**Written task**
Go through the data below and gather each line containing "content".
┄┄┄┄┄┄┄┄┄┄┄┄┄┄┄┄┄┄┄┄
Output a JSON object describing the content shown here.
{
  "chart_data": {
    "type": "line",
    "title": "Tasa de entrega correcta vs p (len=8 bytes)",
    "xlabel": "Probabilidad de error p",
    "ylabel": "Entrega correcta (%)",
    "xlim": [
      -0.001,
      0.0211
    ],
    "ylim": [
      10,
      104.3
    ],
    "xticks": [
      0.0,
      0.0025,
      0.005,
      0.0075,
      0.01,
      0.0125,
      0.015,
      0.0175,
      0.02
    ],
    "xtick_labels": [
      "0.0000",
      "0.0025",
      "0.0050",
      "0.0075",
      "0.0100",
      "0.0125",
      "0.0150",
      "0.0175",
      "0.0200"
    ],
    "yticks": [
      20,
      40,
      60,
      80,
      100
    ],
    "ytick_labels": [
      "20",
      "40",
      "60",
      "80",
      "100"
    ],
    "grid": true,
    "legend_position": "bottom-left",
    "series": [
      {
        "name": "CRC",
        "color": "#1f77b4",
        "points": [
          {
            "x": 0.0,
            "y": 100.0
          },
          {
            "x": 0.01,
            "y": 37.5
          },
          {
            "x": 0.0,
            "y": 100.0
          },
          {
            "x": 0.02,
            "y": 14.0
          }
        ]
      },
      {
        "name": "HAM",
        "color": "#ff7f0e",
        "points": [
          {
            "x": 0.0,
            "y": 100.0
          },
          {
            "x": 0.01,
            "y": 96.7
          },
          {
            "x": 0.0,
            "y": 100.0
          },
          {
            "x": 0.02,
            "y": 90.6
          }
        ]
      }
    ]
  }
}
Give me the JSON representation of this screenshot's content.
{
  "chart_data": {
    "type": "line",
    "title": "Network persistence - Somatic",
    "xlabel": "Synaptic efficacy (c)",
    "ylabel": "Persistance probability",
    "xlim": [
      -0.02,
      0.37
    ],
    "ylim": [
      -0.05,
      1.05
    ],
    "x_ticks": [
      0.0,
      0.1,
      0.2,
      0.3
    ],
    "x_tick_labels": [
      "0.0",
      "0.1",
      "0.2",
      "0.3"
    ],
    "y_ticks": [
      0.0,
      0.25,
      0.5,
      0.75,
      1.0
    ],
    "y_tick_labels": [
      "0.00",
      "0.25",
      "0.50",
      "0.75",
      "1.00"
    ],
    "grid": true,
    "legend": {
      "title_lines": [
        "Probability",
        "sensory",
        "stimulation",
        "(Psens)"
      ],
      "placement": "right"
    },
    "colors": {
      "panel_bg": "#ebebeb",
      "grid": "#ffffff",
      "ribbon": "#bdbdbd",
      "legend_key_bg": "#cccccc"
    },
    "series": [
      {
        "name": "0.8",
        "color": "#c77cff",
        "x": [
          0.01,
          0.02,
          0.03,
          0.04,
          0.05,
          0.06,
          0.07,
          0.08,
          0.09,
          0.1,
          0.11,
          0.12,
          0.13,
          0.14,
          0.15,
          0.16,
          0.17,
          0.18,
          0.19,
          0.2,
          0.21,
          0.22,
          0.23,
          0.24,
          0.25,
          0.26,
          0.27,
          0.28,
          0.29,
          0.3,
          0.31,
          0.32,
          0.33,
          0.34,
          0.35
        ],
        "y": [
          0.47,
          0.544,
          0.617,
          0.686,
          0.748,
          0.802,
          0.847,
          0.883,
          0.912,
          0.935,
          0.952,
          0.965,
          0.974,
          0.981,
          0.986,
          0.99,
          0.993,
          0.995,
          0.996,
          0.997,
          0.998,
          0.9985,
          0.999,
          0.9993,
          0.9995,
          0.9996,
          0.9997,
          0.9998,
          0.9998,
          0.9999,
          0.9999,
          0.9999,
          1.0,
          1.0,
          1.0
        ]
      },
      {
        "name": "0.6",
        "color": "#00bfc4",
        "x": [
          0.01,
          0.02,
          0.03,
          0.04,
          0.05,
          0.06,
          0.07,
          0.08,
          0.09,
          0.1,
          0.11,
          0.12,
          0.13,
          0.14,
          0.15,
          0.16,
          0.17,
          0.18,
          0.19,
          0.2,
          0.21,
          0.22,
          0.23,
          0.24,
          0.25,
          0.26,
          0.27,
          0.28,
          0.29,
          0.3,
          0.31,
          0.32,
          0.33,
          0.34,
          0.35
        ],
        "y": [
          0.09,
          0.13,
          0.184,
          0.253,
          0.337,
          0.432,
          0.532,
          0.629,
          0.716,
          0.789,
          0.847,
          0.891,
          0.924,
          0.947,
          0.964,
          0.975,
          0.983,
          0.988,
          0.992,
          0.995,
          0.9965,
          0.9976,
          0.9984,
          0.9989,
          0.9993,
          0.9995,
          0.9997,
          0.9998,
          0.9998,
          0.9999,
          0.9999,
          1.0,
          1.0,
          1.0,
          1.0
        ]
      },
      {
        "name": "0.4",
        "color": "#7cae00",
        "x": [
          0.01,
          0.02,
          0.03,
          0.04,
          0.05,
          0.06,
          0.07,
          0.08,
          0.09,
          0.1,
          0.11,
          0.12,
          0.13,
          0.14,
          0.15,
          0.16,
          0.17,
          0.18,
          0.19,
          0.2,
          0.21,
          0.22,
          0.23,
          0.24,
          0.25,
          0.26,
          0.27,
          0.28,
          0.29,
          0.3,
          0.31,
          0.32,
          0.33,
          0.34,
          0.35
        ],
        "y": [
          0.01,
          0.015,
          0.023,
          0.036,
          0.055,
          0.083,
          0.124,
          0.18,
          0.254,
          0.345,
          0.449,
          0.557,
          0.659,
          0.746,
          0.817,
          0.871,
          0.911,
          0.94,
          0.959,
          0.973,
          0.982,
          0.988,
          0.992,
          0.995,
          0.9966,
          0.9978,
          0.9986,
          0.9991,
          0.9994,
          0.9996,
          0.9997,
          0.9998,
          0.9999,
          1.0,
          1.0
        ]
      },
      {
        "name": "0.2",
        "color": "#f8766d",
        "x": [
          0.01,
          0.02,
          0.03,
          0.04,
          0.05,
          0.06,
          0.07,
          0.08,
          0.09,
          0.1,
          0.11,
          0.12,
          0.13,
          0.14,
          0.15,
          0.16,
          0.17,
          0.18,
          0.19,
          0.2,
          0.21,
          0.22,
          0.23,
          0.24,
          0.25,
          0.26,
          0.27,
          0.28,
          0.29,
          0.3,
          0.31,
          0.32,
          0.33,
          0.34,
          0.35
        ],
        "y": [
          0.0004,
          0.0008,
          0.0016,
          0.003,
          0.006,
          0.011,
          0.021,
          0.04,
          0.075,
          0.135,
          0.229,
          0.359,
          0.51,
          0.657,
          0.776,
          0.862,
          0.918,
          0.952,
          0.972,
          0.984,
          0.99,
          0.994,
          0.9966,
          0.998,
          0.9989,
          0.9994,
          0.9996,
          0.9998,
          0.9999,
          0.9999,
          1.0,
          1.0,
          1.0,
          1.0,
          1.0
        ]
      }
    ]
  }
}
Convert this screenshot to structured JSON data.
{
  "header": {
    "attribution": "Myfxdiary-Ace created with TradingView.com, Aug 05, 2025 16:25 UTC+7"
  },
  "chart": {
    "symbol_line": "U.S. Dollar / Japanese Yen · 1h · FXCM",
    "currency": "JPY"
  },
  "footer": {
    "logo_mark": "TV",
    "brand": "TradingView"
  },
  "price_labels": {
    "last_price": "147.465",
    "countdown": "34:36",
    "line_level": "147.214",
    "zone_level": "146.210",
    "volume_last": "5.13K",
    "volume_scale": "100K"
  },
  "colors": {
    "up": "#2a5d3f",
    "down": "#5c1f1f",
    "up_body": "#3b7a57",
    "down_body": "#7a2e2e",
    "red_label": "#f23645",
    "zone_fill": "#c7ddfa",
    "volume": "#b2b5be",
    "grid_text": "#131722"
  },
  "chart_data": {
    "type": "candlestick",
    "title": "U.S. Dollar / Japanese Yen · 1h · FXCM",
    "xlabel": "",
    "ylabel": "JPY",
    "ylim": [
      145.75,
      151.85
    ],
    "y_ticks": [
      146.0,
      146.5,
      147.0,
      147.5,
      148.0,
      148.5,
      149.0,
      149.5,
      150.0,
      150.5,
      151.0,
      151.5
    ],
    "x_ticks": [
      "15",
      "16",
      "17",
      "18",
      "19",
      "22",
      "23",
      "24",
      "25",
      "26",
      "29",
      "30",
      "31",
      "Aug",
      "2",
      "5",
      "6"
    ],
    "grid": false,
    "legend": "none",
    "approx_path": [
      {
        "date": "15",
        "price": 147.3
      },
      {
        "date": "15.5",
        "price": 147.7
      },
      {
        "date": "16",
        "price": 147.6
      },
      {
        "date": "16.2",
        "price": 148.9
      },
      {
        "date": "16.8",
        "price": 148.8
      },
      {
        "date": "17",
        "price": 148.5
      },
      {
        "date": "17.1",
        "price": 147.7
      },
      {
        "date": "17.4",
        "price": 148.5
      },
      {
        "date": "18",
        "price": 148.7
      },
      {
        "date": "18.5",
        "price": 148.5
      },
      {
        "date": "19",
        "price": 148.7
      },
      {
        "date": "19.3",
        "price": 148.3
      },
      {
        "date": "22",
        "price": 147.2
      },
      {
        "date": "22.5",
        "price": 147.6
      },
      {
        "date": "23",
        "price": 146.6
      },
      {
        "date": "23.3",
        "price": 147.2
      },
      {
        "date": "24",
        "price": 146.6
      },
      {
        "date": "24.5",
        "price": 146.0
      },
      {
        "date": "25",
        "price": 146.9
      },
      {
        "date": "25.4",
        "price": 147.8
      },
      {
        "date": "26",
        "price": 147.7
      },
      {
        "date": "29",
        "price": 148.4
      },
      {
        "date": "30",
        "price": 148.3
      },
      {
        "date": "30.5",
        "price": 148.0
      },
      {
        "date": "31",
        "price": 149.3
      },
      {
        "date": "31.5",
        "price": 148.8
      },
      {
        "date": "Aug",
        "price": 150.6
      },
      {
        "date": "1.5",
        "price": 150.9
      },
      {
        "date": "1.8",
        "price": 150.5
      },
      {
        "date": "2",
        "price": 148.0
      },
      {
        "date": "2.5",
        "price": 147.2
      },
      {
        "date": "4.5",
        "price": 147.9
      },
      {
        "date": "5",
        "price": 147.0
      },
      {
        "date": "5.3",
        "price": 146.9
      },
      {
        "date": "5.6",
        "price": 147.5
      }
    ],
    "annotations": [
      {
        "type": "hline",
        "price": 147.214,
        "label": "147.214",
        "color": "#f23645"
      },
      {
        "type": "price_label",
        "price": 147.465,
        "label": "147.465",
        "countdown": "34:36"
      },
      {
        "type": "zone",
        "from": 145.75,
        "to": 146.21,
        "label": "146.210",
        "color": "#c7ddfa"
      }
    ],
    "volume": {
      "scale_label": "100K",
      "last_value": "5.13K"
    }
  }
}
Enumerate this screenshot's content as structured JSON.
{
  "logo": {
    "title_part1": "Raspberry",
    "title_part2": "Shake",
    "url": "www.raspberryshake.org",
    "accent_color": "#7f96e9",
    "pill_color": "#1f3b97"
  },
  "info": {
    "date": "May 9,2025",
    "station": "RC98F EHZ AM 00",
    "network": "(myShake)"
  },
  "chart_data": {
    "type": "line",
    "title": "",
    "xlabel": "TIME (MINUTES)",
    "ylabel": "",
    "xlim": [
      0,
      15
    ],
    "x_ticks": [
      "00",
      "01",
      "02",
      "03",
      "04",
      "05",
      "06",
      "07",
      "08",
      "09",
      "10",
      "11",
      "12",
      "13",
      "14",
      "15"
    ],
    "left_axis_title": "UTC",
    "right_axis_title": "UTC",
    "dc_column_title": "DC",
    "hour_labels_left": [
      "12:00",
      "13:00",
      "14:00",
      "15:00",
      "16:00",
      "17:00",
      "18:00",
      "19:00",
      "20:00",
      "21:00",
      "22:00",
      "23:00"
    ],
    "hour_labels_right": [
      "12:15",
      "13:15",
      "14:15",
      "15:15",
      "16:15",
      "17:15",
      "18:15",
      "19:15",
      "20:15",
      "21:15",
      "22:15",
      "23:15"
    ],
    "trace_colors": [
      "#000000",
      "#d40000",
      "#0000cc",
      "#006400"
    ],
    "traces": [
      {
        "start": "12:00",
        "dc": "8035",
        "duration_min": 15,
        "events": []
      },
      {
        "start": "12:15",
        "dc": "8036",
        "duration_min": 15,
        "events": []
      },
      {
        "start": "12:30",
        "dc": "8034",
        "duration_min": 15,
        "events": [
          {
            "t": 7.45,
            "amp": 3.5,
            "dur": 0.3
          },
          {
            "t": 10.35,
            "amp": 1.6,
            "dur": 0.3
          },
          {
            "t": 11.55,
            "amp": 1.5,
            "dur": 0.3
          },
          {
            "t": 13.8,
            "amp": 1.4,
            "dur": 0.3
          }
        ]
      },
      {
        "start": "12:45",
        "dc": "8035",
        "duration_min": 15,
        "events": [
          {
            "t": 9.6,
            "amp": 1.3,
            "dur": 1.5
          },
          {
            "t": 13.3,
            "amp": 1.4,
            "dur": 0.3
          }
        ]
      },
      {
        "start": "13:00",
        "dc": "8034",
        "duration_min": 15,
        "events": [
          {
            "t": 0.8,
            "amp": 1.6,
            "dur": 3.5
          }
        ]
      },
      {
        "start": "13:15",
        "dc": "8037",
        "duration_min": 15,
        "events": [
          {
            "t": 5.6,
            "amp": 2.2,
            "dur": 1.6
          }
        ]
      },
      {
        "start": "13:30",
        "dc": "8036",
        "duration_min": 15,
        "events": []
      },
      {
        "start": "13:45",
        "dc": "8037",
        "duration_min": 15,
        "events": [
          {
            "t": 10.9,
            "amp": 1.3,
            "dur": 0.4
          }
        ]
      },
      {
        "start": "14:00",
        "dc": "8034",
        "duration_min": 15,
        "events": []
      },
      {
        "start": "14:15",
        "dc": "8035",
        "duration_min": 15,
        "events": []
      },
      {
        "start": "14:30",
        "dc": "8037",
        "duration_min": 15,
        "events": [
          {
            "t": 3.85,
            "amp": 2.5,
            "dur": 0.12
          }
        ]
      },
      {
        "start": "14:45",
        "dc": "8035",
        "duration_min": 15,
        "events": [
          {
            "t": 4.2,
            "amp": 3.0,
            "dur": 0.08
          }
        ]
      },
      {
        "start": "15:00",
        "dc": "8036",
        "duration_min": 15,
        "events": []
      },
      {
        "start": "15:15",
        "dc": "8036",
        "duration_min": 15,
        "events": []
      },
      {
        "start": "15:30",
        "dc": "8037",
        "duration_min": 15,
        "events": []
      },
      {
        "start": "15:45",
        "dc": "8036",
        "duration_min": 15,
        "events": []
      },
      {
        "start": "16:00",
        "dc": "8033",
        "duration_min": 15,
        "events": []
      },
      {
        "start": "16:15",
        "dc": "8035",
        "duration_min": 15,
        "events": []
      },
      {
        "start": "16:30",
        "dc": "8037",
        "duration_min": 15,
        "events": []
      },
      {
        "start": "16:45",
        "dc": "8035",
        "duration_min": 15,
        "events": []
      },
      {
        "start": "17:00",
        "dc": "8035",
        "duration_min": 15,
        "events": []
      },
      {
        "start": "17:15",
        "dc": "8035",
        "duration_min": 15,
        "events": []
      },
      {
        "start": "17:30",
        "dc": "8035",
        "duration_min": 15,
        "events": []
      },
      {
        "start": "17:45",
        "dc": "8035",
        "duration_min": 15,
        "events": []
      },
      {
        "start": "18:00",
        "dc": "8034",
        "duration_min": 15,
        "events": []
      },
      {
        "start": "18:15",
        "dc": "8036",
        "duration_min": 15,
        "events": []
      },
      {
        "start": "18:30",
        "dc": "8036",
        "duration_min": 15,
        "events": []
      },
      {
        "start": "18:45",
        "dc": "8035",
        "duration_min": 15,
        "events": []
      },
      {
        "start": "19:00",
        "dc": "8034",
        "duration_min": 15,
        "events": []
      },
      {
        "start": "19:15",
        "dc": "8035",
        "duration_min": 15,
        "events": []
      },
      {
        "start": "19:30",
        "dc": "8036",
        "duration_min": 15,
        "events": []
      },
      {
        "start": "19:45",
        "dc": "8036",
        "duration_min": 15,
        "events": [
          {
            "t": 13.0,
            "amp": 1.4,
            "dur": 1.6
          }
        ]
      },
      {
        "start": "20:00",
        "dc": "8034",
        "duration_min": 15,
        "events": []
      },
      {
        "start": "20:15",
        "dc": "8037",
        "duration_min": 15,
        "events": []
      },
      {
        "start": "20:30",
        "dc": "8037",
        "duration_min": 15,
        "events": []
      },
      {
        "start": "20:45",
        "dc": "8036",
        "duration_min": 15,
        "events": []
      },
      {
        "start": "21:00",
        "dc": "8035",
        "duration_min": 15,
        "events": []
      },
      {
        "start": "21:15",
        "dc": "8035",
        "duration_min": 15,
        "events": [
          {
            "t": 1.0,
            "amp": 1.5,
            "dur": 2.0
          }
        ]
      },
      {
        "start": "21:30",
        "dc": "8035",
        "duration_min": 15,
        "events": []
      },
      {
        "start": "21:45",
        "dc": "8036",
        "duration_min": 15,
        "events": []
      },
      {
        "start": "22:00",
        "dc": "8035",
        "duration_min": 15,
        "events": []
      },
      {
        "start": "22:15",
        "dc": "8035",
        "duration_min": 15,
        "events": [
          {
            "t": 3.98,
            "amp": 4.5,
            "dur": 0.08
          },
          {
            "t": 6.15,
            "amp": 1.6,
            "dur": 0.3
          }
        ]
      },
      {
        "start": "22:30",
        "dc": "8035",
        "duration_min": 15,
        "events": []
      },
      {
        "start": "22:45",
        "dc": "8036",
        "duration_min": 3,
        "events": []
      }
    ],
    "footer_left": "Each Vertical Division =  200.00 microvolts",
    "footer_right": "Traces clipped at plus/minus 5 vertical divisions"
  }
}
┄┄┄┄┄┄┄┄┄┄┄┄┄┄┄┄┄┄┄┄
**Result of the exercise**
Output a JSON object describing the content shown here.
Give me the JSON representation of this screenshot's content.
Enumerate this screenshot's content as structured JSON.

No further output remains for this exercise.